# Stated goal
Only the number is wanted: count the lines that contain "разработчик".

--- Start Supplied records ---

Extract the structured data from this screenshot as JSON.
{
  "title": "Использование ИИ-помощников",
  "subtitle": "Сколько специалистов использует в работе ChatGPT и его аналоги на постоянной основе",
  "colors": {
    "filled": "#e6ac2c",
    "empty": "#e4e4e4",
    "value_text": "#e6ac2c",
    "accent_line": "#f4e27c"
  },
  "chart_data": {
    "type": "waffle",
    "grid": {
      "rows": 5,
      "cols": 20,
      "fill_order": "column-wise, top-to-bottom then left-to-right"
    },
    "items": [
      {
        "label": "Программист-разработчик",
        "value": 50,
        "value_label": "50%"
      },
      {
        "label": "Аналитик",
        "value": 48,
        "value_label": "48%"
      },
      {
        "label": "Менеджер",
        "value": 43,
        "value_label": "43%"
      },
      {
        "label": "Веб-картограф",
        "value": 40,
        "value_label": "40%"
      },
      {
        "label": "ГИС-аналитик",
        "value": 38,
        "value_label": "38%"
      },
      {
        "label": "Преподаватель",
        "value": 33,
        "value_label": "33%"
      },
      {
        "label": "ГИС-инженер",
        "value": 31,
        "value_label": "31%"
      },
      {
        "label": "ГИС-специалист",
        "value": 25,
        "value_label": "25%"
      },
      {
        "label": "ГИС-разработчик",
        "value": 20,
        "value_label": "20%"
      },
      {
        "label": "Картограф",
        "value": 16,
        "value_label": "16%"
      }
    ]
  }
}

--- End Supplied records ---

# Output for this task
2